## [GOAL OF THE EXERCISE]
Exclude the pictures and return every line exactly as written.

## [RECORDS]
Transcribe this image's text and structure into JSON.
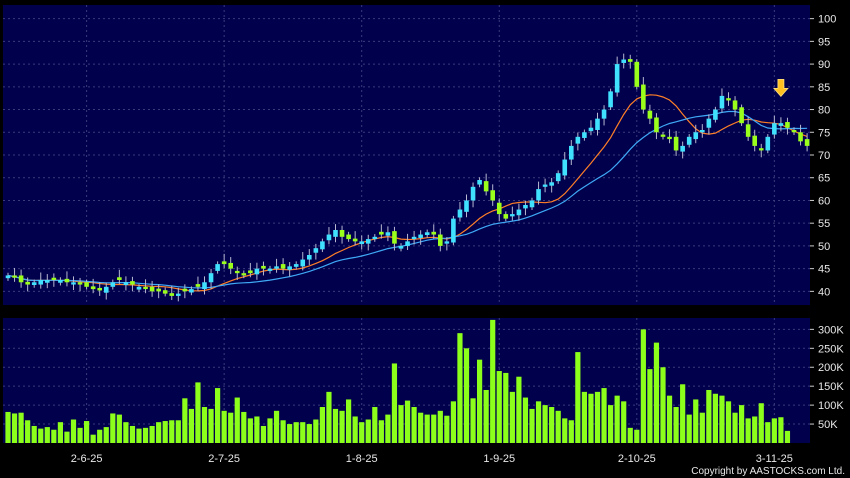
{
  "copyright": "Copyright by AASTOCKS.com Ltd.",
  "colors": {
    "background": "#000000",
    "panel": "#00004d",
    "grid": "#3a3a7a",
    "candle_up": "#40e0ff",
    "candle_down": "#9aff1a",
    "ma_short": "#ff7f27",
    "ma_long": "#3fa9f5",
    "volume": "#8cff1a",
    "marker": "#ffc020"
  },
  "chart_data": [
    {
      "type": "candlestick",
      "title": "",
      "y_ticks": [
        40,
        45,
        50,
        55,
        60,
        65,
        70,
        75,
        80,
        85,
        90,
        95,
        100
      ],
      "ylim": [
        37,
        103
      ],
      "x_tick_labels": [
        "2-6-25",
        "2-7-25",
        "1-8-25",
        "1-9-25",
        "2-10-25",
        "3-11-25"
      ],
      "x_tick_index": [
        12,
        33,
        54,
        75,
        96,
        117
      ],
      "close": [
        43.5,
        43.0,
        42.0,
        41.5,
        42.0,
        42.5,
        42.5,
        42.5,
        42.5,
        42.0,
        42.0,
        41.5,
        41.0,
        40.5,
        40.2,
        41.0,
        42.0,
        42.5,
        42.0,
        41.5,
        41.0,
        40.5,
        40.0,
        40.0,
        39.5,
        39.0,
        39.5,
        40.0,
        40.5,
        41.0,
        42.0,
        44.0,
        46.0,
        46.0,
        45.0,
        44.0,
        43.5,
        44.0,
        45.0,
        45.0,
        45.0,
        45.5,
        45.0,
        45.5,
        46.0,
        47.0,
        48.0,
        49.5,
        51.0,
        52.5,
        53.5,
        52.0,
        51.5,
        51.0,
        51.0,
        51.5,
        52.0,
        52.5,
        53.0,
        50.5,
        50.0,
        51.0,
        52.0,
        52.5,
        53.0,
        52.5,
        50.0,
        51.0,
        56.0,
        58.0,
        60.0,
        63.0,
        64.5,
        62.0,
        60.0,
        57.0,
        56.0,
        57.0,
        58.0,
        59.0,
        60.0,
        62.5,
        63.5,
        64.0,
        66.0,
        69.0,
        72.0,
        74.0,
        75.0,
        76.0,
        78.0,
        80.0,
        84.0,
        90.0,
        91.0,
        90.5,
        85.0,
        80.0,
        78.0,
        75.0,
        74.0,
        73.5,
        71.0,
        72.0,
        74.0,
        75.0,
        75.5,
        78.0,
        80.0,
        83.0,
        82.0,
        80.0,
        77.0,
        74.0,
        72.0,
        71.0,
        74.0,
        77.0,
        77.0,
        76.0,
        75.0,
        73.0,
        72.0
      ],
      "series": [
        {
          "name": "",
          "kind": "moving-average",
          "color_key": "ma_short"
        },
        {
          "name": "",
          "kind": "moving-average",
          "color_key": "ma_long"
        }
      ],
      "annotation": {
        "kind": "down-arrow",
        "at_index": 118
      }
    },
    {
      "type": "bar",
      "title": "",
      "y_ticks": [
        50000,
        100000,
        150000,
        200000,
        250000,
        300000
      ],
      "y_tick_labels": [
        "50K",
        "100K",
        "150K",
        "200K",
        "250K",
        "300K"
      ],
      "ylim": [
        0,
        330000
      ],
      "values": [
        82000,
        78000,
        80000,
        60000,
        45000,
        38000,
        42000,
        35000,
        55000,
        30000,
        62000,
        40000,
        58000,
        22000,
        35000,
        42000,
        78000,
        75000,
        55000,
        45000,
        38000,
        40000,
        45000,
        55000,
        58000,
        60000,
        60000,
        118000,
        90000,
        160000,
        95000,
        90000,
        145000,
        85000,
        80000,
        120000,
        82000,
        65000,
        70000,
        45000,
        65000,
        85000,
        60000,
        50000,
        55000,
        55000,
        50000,
        62000,
        95000,
        135000,
        90000,
        85000,
        115000,
        70000,
        55000,
        62000,
        95000,
        60000,
        75000,
        210000,
        100000,
        112000,
        95000,
        80000,
        75000,
        75000,
        85000,
        72000,
        110000,
        290000,
        250000,
        118000,
        220000,
        140000,
        325000,
        190000,
        185000,
        135000,
        175000,
        120000,
        90000,
        110000,
        100000,
        95000,
        85000,
        65000,
        60000,
        240000,
        135000,
        130000,
        135000,
        145000,
        100000,
        125000,
        110000,
        40000,
        35000,
        300000,
        195000,
        265000,
        200000,
        125000,
        95000,
        155000,
        75000,
        115000,
        80000,
        140000,
        130000,
        125000,
        110000,
        80000,
        100000,
        65000,
        70000,
        105000,
        55000,
        65000,
        68000,
        32000
      ]
    }
  ]
}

## [SOLVED EXERCISE]
Transcribe this image's text and structure into JSON.
{
  "copyright": "Copyright by AASTOCKS.com Ltd.",
  "colors": {
    "background": "#000000",
    "panel": "#00004d",
    "grid": "#3a3a7a",
    "candle_up": "#40e0ff",
    "candle_down": "#9aff1a",
    "ma_short": "#ff7f27",
    "ma_long": "#3fa9f5",
    "volume": "#8cff1a",
    "marker": "#ffc020"
  },
  "chart_data": [
    {
      "type": "candlestick",
      "title": "",
      "y_ticks": [
        40,
        45,
        50,
        55,
        60,
        65,
        70,
        75,
        80,
        85,
        90,
        95,
        100
      ],
      "ylim": [
        37,
        103
      ],
      "x_tick_labels": [
        "2-6-25",
        "2-7-25",
        "1-8-25",
        "1-9-25",
        "2-10-25",
        "3-11-25"
      ],
      "x_tick_index": [
        12,
        33,
        54,
        75,
        96,
        117
      ],
      "close": [
        43.5,
        43.0,
        42.0,
        41.5,
        42.0,
        42.5,
        42.5,
        42.5,
        42.5,
        42.0,
        42.0,
        41.5,
        41.0,
        40.5,
        40.2,
        41.0,
        42.0,
        42.5,
        42.0,
        41.5,
        41.0,
        40.5,
        40.0,
        40.0,
        39.5,
        39.0,
        39.5,
        40.0,
        40.5,
        41.0,
        42.0,
        44.0,
        46.0,
        46.0,
        45.0,
        44.0,
        43.5,
        44.0,
        45.0,
        45.0,
        45.0,
        45.5,
        45.0,
        45.5,
        46.0,
        47.0,
        48.0,
        49.5,
        51.0,
        52.5,
        53.5,
        52.0,
        51.5,
        51.0,
        51.0,
        51.5,
        52.0,
        52.5,
        53.0,
        50.5,
        50.0,
        51.0,
        52.0,
        52.5,
        53.0,
        52.5,
        50.0,
        51.0,
        56.0,
        58.0,
        60.0,
        63.0,
        64.5,
        62.0,
        60.0,
        57.0,
        56.0,
        57.0,
        58.0,
        59.0,
        60.0,
        62.5,
        63.5,
        64.0,
        66.0,
        69.0,
        72.0,
        74.0,
        75.0,
        76.0,
        78.0,
        80.0,
        84.0,
        90.0,
        91.0,
        90.5,
        85.0,
        80.0,
        78.0,
        75.0,
        74.0,
        73.5,
        71.0,
        72.0,
        74.0,
        75.0,
        75.5,
        78.0,
        80.0,
        83.0,
        82.0,
        80.0,
        77.0,
        74.0,
        72.0,
        71.0,
        74.0,
        77.0,
        77.0,
        76.0,
        75.0,
        73.0,
        72.0
      ],
      "series": [
        {
          "name": "",
          "kind": "moving-average",
          "color_key": "ma_short"
        },
        {
          "name": "",
          "kind": "moving-average",
          "color_key": "ma_long"
        }
      ],
      "annotation": {
        "kind": "down-arrow",
        "at_index": 118
      }
    },
    {
      "type": "bar",
      "title": "",
      "y_ticks": [
        50000,
        100000,
        150000,
        200000,
        250000,
        300000
      ],
      "y_tick_labels": [
        "50K",
        "100K",
        "150K",
        "200K",
        "250K",
        "300K"
      ],
      "ylim": [
        0,
        330000
      ],
      "values": [
        82000,
        78000,
        80000,
        60000,
        45000,
        38000,
        42000,
        35000,
        55000,
        30000,
        62000,
        40000,
        58000,
        22000,
        35000,
        42000,
        78000,
        75000,
        55000,
        45000,
        38000,
        40000,
        45000,
        55000,
        58000,
        60000,
        60000,
        118000,
        90000,
        160000,
        95000,
        90000,
        145000,
        85000,
        80000,
        120000,
        82000,
        65000,
        70000,
        45000,
        65000,
        85000,
        60000,
        50000,
        55000,
        55000,
        50000,
        62000,
        95000,
        135000,
        90000,
        85000,
        115000,
        70000,
        55000,
        62000,
        95000,
        60000,
        75000,
        210000,
        100000,
        112000,
        95000,
        80000,
        75000,
        75000,
        85000,
        72000,
        110000,
        290000,
        250000,
        118000,
        220000,
        140000,
        325000,
        190000,
        185000,
        135000,
        175000,
        120000,
        90000,
        110000,
        100000,
        95000,
        85000,
        65000,
        60000,
        240000,
        135000,
        130000,
        135000,
        145000,
        100000,
        125000,
        110000,
        40000,
        35000,
        300000,
        195000,
        265000,
        200000,
        125000,
        95000,
        155000,
        75000,
        115000,
        80000,
        140000,
        130000,
        125000,
        110000,
        80000,
        100000,
        65000,
        70000,
        105000,
        55000,
        65000,
        68000,
        32000
      ]
    }
  ]
}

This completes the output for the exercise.